# About this exercise
State how many lines in the records hold the word "μmol", giving the number and no other text.

Items from a figure collection:
○ ○ ○

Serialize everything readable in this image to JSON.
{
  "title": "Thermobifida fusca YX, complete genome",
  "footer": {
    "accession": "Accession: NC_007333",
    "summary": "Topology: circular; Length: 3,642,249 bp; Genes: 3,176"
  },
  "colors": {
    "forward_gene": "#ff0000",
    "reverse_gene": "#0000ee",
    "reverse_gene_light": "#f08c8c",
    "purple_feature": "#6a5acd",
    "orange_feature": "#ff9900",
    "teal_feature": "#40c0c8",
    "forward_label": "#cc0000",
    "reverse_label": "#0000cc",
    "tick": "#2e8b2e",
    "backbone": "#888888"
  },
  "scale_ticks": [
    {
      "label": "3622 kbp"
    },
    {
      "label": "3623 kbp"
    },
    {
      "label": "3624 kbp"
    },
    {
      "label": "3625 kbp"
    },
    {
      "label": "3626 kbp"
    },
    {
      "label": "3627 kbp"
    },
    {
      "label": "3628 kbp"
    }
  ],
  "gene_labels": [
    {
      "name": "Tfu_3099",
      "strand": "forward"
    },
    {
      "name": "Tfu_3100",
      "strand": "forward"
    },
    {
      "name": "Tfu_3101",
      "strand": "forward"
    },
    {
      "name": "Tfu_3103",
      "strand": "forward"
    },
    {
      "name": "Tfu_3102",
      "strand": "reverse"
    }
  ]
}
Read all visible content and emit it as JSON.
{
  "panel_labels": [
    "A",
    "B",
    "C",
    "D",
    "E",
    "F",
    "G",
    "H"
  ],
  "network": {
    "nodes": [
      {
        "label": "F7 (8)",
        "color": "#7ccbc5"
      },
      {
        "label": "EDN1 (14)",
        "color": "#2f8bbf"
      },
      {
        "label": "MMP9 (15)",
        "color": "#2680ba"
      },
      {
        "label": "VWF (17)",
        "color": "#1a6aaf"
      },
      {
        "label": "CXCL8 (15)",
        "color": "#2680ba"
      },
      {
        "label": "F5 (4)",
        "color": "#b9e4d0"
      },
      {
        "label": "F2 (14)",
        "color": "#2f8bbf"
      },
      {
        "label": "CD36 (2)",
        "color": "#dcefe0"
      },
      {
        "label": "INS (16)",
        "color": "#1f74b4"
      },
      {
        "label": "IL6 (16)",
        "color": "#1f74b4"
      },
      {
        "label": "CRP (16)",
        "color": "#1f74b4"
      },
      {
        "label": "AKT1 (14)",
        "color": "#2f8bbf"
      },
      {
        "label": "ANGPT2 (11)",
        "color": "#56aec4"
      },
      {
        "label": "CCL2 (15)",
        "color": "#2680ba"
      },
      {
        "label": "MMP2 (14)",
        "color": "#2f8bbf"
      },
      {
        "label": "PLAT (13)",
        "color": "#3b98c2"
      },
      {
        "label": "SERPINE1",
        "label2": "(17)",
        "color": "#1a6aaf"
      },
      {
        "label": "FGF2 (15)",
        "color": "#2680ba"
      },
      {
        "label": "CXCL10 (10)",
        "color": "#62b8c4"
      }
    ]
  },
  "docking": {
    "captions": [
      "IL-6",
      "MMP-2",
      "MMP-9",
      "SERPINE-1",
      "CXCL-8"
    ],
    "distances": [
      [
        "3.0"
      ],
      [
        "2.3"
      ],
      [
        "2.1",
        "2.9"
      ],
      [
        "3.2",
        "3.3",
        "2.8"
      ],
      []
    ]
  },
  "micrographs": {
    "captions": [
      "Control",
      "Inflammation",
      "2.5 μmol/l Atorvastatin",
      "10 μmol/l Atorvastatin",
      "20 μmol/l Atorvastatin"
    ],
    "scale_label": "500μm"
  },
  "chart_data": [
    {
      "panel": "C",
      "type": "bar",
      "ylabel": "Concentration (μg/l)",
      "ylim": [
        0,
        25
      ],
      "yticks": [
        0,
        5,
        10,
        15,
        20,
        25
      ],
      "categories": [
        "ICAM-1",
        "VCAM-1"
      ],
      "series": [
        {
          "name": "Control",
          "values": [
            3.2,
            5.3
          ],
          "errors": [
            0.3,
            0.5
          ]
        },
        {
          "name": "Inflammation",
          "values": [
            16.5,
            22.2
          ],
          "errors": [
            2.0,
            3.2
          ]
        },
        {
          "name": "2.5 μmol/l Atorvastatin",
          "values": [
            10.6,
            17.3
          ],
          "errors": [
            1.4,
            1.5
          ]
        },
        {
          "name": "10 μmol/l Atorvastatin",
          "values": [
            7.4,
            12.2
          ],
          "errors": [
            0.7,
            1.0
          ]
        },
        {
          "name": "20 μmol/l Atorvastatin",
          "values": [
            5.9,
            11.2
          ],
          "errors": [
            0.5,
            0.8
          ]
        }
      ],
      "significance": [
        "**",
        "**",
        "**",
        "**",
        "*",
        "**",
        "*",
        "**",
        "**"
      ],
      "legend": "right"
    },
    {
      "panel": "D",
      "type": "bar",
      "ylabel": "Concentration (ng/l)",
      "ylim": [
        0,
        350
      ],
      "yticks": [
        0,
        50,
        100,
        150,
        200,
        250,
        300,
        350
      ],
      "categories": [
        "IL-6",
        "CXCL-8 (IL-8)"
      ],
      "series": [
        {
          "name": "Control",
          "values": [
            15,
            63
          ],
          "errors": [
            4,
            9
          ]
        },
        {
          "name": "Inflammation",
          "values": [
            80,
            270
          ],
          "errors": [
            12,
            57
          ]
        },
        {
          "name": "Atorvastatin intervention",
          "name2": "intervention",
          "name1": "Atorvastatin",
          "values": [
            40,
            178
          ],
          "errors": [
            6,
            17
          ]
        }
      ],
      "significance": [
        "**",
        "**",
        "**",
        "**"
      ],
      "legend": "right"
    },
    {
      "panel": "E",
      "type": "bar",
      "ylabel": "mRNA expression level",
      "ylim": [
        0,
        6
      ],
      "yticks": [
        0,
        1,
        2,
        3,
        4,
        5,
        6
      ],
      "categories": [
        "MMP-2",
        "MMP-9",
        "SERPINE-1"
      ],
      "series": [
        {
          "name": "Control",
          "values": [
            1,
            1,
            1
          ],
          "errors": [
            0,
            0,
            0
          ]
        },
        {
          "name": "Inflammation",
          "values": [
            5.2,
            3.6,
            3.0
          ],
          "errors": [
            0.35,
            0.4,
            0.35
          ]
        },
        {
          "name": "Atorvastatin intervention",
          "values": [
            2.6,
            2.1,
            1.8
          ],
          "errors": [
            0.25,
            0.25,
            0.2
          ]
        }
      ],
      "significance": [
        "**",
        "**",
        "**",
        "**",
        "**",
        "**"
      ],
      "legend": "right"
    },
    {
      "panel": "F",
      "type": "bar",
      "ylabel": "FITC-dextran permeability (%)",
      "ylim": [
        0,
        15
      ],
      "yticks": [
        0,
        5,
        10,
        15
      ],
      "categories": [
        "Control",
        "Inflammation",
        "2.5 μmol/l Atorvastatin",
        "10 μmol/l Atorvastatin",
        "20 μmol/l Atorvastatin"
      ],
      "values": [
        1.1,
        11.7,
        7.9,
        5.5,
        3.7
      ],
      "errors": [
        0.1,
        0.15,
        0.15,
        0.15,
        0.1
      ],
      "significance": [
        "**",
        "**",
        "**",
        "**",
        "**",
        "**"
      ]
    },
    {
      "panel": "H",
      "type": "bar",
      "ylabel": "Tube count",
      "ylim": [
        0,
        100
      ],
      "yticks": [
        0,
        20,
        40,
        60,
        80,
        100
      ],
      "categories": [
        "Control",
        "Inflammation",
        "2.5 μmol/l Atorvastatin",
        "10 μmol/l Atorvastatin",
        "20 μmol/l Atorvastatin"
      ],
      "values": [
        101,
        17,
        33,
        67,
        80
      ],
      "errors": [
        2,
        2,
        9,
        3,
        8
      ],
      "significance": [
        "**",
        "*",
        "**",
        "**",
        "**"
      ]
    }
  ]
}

○ ○ ○

# Answer to the exercise
12